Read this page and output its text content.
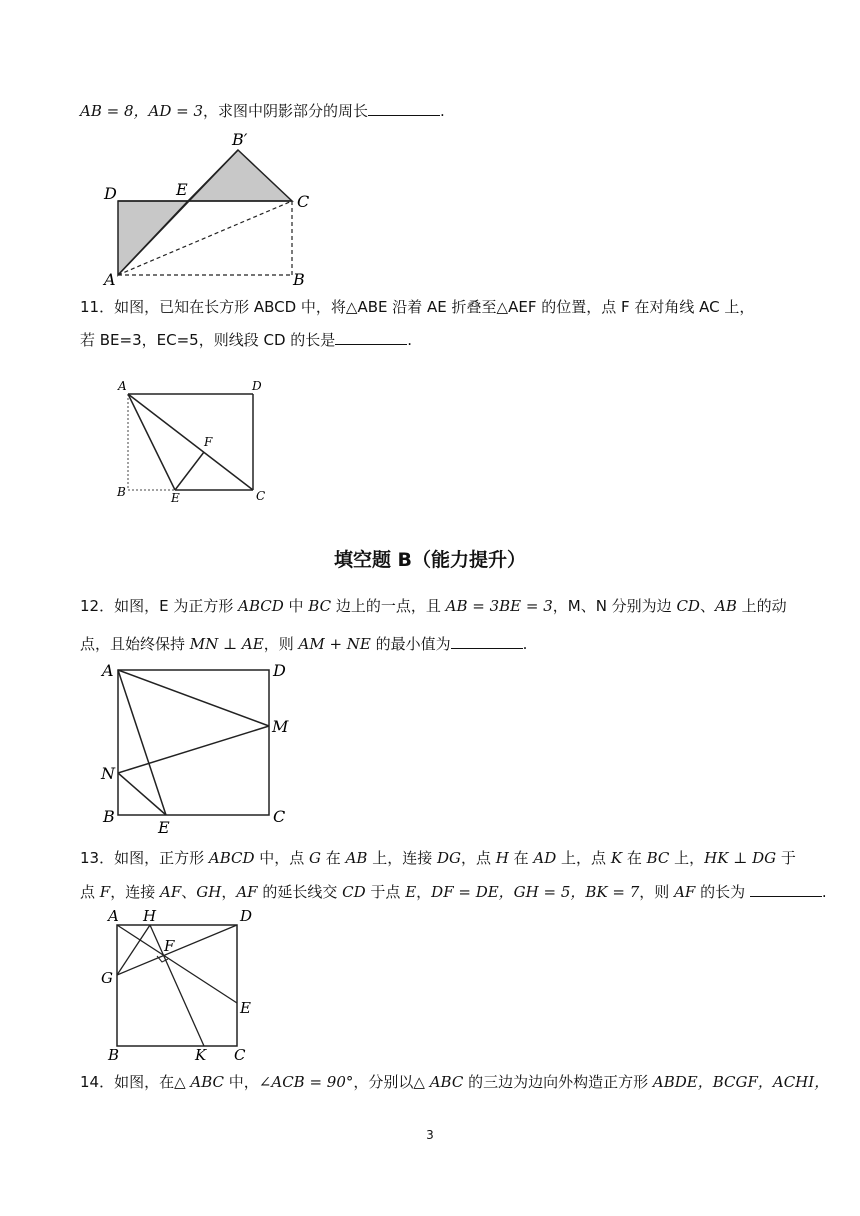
AB = 8，AD = 3，求图中阴影部分的周长	.
D	E
B′
C
A	B
11．如图，已知在长方形 ABCD 中，将△ABE 沿着 AE 折叠至△AEF 的位置，点 F 在对角线 AC 上，
若 BE=3，EC=5，则线段 CD 的长是	.
A	D
F
B	E	C
填空题 B（能力提升）
12．如图，E 为正方形 ABCD 中 BC 边上的一点，且 AB = 3BE = 3，M、N 分别为边 CD、AB 上的动
点，且始终保持 MN ⊥ AE，则 AM + NE 的最小值为	.
A	D
M
N
B
E
C
13．如图，正方形 ABCD 中，点 G 在 AB 上，连接 DG，点 H 在 AD 上，点 K 在 BC 上，HK ⊥ DG 于
点 F，连接 AF、GH，AF 的延长线交 CD 于点 E，DF = DE，GH = 5，BK = 7，则 AF 的长为	.
A H	D
F
G
E
B	K C
14．如图，在△ ABC 中，∠ACB = 90°，分别以△ ABC 的三边为边向外构造正方形 ABDE，BCGF，ACHI，
3
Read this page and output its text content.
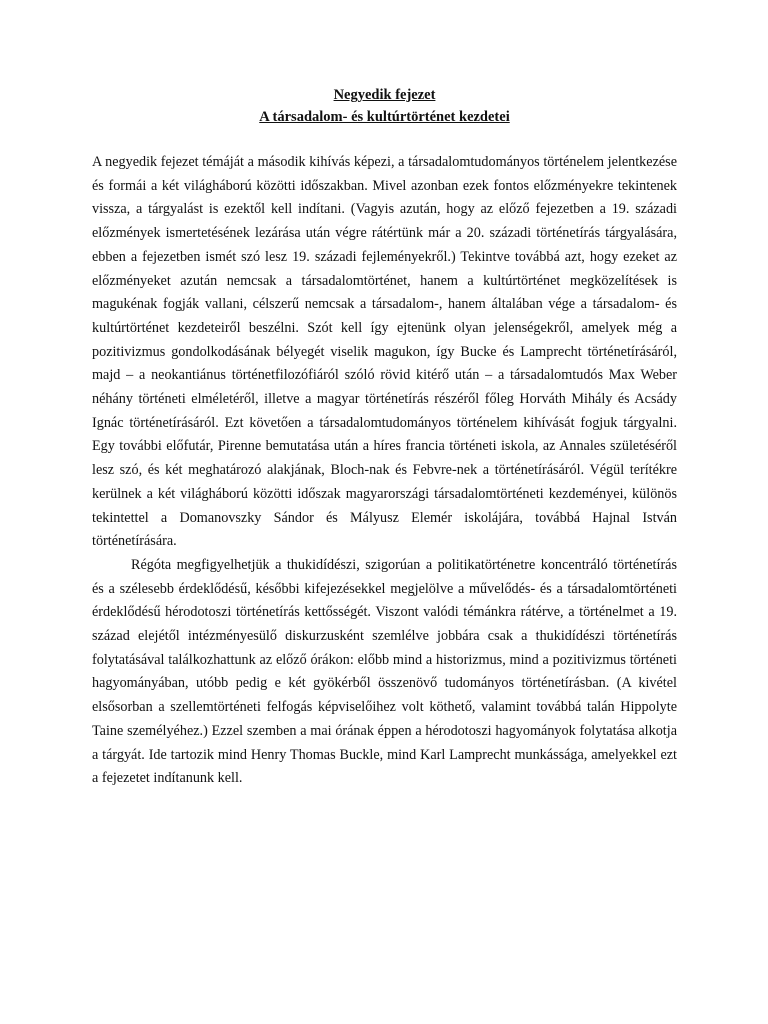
Negyedik fejezet
A társadalom- és kultúrtörténet kezdetei

A negyedik fejezet témáját a második kihívás képezi, a társadalomtudományos történelem jelentkezése és formái a két világháború közötti időszakban. Mivel azonban ezek fontos előzményekre tekintenek vissza, a tárgyalást is ezektől kell indítani. (Vagyis azután, hogy az előző fejezetben a 19. századi előzmények ismertetésének lezárása után végre rátértünk már a 20. századi történetírás tárgyalására, ebben a fejezetben ismét szó lesz 19. századi fejleményekről.) Tekintve továbbá azt, hogy ezeket az előzményeket azután nemcsak a társadalomtörténet, hanem a kultúrtörténet megközelítések is magukénak fogják vallani, célszerű nemcsak a társadalom-, hanem általában vége a társadalom- és kultúrtörténet kezdeteiről beszélni. Szót kell így ejtenünk olyan jelenségekről, amelyek még a pozitivizmus gondolkodásának bélyegét viselik magukon, így Bucke és Lamprecht történetírásáról, majd – a neokantiánus történetfilozófiáról szóló rövid kitérő után – a társadalomtudós Max Weber néhány történeti elméletéről, illetve a magyar történetírás részéről főleg Horváth Mihály és Acsády Ignác történetírásáról. Ezt követően a társadalomtudományos történelem kihívását fogjuk tárgyalni. Egy további előfutár, Pirenne bemutatása után a híres francia történeti iskola, az Annales születéséről lesz szó, és két meghatározó alakjának, Bloch-nak és Febvre-nek a történetírásáról. Végül terítékre kerülnek a két világháború közötti időszak magyarországi társadalomtörténeti kezdeményei, különös tekintettel a Domanovszky Sándor és Mályusz Elemér iskolájára, továbbá Hajnal István történetírására.

Régóta megfigyelhetjük a thukidídészi, szigorúan a politikatörténetre koncentráló történetírás és a szélesebb érdeklődésű, későbbi kifejezésekkel megjelölve a művelődés- és a társadalomtörténeti érdeklődésű hérodotoszi történetírás kettősségét. Viszont valódi témánkra rátérve, a történelmet a 19. század elejétől intézményesülő diskurzusként szemlélve jobbára csak a thukidídészi történetírás folytatásával találkozhattunk az előző órákon: előbb mind a historizmus, mind a pozitivizmus történeti hagyományában, utóbb pedig e két gyökérből összenövő tudományos történetírásban. (A kivétel elsősorban a szellemtörténeti felfogás képviselőihez volt köthető, valamint továbbá talán Hippolyte Taine személyéhez.) Ezzel szemben a mai órának éppen a hérodotoszi hagyományok folytatása alkotja a tárgyát. Ide tartozik mind Henry Thomas Buckle, mind Karl Lamprecht munkássága, amelyekkel ezt a fejezetet indítanunk kell.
-.-.-
Please transcribe the material above exactly as written. Leave the pictures out.

The result:
Read this page and output its text content.
AB = 8，AD = 3，求图中阴影部分的周长	.
D	E
B′
C
A	B
11．如图，已知在长方形 ABCD 中，将△ABE 沿着 AE 折叠至△AEF 的位置，点 F 在对角线 AC 上，
若 BE=3，EC=5，则线段 CD 的长是	.
A	D
F
B	E	C
填空题 B（能力提升）
12．如图，E 为正方形 ABCD 中 BC 边上的一点，且 AB = 3BE = 3，M、N 分别为边 CD、AB 上的动
点，且始终保持 MN ⊥ AE，则 AM + NE 的最小值为	.
A	D
M
N
B
E
C
13．如图，正方形 ABCD 中，点 G 在 AB 上，连接 DG，点 H 在 AD 上，点 K 在 BC 上，HK ⊥ DG 于
点 F，连接 AF、GH，AF 的延长线交 CD 于点 E，DF = DE，GH = 5，BK = 7，则 AF 的长为	.
A H	D
F
G
E
B	K C
14．如图，在△ ABC 中，∠ACB = 90°，分别以△ ABC 的三边为边向外构造正方形 ABDE，BCGF，ACHI，
3
Read this page and output its text content.
Negyedik fejezet
A társadalom- és kultúrtörténet kezdetei

A negyedik fejezet témáját a második kihívás képezi, a társadalomtudományos történelem jelentkezése és formái a két világháború közötti időszakban. Mivel azonban ezek fontos előzményekre tekintenek vissza, a tárgyalást is ezektől kell indítani. (Vagyis azután, hogy az előző fejezetben a 19. századi előzmények ismertetésének lezárása után végre rátértünk már a 20. századi történetírás tárgyalására, ebben a fejezetben ismét szó lesz 19. századi fejleményekről.) Tekintve továbbá azt, hogy ezeket az előzményeket azután nemcsak a társadalomtörténet, hanem a kultúrtörténet megközelítések is magukénak fogják vallani, célszerű nemcsak a társadalom-, hanem általában vége a társadalom- és kultúrtörténet kezdeteiről beszélni. Szót kell így ejtenünk olyan jelenségekről, amelyek még a pozitivizmus gondolkodásának bélyegét viselik magukon, így Bucke és Lamprecht történetírásáról, majd – a neokantiánus történetfilozófiáról szóló rövid kitérő után – a társadalomtudós Max Weber néhány történeti elméletéről, illetve a magyar történetírás részéről főleg Horváth Mihály és Acsády Ignác történetírásáról. Ezt követően a társadalomtudományos történelem kihívását fogjuk tárgyalni. Egy további előfutár, Pirenne bemutatása után a híres francia történeti iskola, az Annales születéséről lesz szó, és két meghatározó alakjának, Bloch-nak és Febvre-nek a történetírásáról. Végül terítékre kerülnek a két világháború közötti időszak magyarországi társadalomtörténeti kezdeményei, különös tekintettel a Domanovszky Sándor és Mályusz Elemér iskolájára, továbbá Hajnal István történetírására.

Régóta megfigyelhetjük a thukidídészi, szigorúan a politikatörténetre koncentráló történetírás és a szélesebb érdeklődésű, későbbi kifejezésekkel megjelölve a művelődés- és a társadalomtörténeti érdeklődésű hérodotoszi történetírás kettősségét. Viszont valódi témánkra rátérve, a történelmet a 19. század elejétől intézményesülő diskurzusként szemlélve jobbára csak a thukidídészi történetírás folytatásával találkozhattunk az előző órákon: előbb mind a historizmus, mind a pozitivizmus történeti hagyományában, utóbb pedig e két gyökérből összenövő tudományos történetírásban. (A kivétel elsősorban a szellemtörténeti felfogás képviselőihez volt köthető, valamint továbbá talán Hippolyte Taine személyéhez.) Ezzel szemben a mai órának éppen a hérodotoszi hagyományok folytatása alkotja a tárgyát. Ide tartozik mind Henry Thomas Buckle, mind Karl Lamprecht munkássága, amelyekkel ezt a fejezetet indítanunk kell.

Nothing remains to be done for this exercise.